- Task to complete -
Each line below either holds the string "Heinr" or doesn't. Count those that do and give only the number.
::: Data supplied
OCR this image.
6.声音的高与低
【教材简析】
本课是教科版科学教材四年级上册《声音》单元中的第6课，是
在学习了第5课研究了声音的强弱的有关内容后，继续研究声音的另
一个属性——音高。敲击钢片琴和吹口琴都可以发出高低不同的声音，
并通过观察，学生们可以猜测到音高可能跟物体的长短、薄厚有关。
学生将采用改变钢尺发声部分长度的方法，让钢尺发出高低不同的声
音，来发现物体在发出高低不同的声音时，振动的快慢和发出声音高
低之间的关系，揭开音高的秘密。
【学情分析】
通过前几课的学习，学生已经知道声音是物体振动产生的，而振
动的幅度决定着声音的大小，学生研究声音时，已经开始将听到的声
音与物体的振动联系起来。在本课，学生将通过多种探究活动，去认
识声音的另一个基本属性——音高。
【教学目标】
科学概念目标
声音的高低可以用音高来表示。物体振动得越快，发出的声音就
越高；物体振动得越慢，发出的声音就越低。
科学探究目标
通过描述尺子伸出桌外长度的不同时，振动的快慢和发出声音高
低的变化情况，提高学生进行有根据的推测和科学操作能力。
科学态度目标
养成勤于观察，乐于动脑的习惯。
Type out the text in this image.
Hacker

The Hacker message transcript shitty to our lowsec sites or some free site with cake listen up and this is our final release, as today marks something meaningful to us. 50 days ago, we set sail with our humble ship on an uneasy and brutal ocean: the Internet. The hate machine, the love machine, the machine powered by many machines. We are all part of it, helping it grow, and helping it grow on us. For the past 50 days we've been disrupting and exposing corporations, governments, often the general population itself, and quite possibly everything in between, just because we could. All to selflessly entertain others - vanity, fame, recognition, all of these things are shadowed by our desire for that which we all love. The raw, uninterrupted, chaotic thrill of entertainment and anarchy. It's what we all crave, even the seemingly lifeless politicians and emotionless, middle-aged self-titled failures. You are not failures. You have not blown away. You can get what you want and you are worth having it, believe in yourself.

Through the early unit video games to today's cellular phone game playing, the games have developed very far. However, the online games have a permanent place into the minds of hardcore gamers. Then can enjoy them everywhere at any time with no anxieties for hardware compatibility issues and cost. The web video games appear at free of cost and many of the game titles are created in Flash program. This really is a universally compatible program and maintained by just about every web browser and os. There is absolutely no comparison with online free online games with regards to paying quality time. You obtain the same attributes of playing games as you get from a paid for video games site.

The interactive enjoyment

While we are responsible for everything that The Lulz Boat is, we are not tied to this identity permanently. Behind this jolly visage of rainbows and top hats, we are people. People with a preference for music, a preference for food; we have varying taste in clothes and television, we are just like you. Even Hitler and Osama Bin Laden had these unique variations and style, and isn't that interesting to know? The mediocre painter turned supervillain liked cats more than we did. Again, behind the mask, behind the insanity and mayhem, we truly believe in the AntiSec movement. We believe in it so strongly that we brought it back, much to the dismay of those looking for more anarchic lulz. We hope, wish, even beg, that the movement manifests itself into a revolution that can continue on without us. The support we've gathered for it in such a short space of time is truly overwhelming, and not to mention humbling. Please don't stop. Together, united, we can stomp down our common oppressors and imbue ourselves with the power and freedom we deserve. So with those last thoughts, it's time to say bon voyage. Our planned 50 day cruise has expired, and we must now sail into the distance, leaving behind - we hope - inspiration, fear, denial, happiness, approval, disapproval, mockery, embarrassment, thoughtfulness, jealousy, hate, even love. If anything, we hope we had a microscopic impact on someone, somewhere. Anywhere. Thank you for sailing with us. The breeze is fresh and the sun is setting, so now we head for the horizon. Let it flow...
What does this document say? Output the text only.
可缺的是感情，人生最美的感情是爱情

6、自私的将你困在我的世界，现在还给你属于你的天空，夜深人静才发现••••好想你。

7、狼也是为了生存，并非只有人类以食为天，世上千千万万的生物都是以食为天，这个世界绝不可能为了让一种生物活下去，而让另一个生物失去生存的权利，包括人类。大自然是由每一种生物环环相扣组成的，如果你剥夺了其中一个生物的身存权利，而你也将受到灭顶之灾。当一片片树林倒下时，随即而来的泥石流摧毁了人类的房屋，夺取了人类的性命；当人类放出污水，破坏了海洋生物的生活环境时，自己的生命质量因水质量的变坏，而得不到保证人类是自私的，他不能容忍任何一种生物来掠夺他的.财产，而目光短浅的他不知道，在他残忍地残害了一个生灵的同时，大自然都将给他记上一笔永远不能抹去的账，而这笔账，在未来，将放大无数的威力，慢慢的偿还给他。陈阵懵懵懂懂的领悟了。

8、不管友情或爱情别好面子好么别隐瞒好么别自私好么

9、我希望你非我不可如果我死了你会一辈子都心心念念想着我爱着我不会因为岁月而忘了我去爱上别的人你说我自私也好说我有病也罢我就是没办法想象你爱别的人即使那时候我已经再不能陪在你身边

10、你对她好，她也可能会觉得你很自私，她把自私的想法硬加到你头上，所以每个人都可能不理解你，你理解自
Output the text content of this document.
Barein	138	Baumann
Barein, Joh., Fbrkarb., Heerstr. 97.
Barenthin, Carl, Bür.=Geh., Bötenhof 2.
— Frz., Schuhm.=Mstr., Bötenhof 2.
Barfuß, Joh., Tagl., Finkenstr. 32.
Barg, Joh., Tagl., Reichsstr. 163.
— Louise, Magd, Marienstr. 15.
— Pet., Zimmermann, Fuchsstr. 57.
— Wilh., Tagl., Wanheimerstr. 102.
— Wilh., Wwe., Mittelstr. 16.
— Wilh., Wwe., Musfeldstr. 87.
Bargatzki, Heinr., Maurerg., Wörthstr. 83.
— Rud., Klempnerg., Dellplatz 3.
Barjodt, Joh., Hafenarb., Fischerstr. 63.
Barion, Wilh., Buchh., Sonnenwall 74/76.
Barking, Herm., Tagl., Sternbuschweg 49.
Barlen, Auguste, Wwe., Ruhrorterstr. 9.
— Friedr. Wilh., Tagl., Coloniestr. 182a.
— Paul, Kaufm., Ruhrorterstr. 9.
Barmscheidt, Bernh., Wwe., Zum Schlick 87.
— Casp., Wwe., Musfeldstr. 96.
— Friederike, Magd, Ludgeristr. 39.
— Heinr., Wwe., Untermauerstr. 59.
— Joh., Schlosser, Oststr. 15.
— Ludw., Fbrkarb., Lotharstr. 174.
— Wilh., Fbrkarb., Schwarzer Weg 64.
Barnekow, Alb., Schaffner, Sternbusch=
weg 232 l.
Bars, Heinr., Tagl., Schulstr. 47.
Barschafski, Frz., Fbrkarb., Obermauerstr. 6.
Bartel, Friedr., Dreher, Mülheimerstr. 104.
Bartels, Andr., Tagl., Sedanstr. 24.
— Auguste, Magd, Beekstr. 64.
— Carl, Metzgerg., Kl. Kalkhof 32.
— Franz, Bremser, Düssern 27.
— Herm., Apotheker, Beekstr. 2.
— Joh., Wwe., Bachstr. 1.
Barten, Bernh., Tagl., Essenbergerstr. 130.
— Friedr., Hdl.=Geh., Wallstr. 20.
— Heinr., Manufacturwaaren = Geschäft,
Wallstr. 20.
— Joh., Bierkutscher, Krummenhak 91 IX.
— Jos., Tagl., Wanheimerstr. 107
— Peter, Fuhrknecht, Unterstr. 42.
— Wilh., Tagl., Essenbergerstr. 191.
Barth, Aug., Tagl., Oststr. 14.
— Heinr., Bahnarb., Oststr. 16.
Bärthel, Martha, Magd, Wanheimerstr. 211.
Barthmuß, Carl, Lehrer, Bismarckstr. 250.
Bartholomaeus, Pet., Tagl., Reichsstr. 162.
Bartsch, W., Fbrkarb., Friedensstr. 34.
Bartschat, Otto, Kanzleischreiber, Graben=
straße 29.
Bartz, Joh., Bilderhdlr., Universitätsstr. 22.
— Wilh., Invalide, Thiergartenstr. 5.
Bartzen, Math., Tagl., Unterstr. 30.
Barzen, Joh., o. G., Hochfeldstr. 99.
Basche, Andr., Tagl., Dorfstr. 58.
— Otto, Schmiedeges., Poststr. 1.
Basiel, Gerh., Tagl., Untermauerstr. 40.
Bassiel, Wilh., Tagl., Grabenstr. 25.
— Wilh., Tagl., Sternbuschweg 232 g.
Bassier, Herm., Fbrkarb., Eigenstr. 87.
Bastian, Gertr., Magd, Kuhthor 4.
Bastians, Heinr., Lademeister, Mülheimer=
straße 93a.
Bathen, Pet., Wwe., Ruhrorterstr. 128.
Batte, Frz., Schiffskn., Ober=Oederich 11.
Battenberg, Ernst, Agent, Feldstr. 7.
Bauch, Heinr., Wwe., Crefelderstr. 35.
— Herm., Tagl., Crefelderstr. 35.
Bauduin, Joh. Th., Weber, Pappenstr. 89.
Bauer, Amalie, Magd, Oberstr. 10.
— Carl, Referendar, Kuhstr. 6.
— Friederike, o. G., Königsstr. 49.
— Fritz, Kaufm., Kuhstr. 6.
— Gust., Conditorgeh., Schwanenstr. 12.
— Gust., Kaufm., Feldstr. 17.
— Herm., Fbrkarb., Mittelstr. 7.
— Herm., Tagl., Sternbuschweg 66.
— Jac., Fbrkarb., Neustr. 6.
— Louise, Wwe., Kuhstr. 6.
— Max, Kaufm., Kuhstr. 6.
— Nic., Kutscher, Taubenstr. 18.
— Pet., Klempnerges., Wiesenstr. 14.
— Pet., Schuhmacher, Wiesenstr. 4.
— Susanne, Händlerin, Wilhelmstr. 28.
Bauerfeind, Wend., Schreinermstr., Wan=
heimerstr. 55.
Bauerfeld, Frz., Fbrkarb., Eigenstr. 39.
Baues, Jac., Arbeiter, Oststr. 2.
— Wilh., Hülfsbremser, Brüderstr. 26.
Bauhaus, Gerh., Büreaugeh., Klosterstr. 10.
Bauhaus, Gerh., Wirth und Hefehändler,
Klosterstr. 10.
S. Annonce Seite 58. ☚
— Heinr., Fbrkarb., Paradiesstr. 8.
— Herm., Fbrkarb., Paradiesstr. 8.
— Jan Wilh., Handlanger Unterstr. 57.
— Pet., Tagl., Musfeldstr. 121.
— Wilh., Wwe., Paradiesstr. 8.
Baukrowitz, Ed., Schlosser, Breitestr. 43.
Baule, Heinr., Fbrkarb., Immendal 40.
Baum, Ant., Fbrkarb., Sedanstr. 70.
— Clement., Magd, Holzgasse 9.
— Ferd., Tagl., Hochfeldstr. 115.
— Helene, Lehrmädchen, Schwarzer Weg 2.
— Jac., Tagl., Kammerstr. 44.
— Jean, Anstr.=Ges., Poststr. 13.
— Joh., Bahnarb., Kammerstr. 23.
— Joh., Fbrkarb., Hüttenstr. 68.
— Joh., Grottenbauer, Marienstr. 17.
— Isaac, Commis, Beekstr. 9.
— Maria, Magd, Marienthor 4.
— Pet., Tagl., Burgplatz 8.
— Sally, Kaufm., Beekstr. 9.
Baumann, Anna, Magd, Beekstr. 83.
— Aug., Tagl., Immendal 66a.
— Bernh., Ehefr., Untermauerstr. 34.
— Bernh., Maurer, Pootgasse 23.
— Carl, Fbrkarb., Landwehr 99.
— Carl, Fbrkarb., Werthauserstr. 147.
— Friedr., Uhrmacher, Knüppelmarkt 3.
::::::
- Solution to the exercise -
9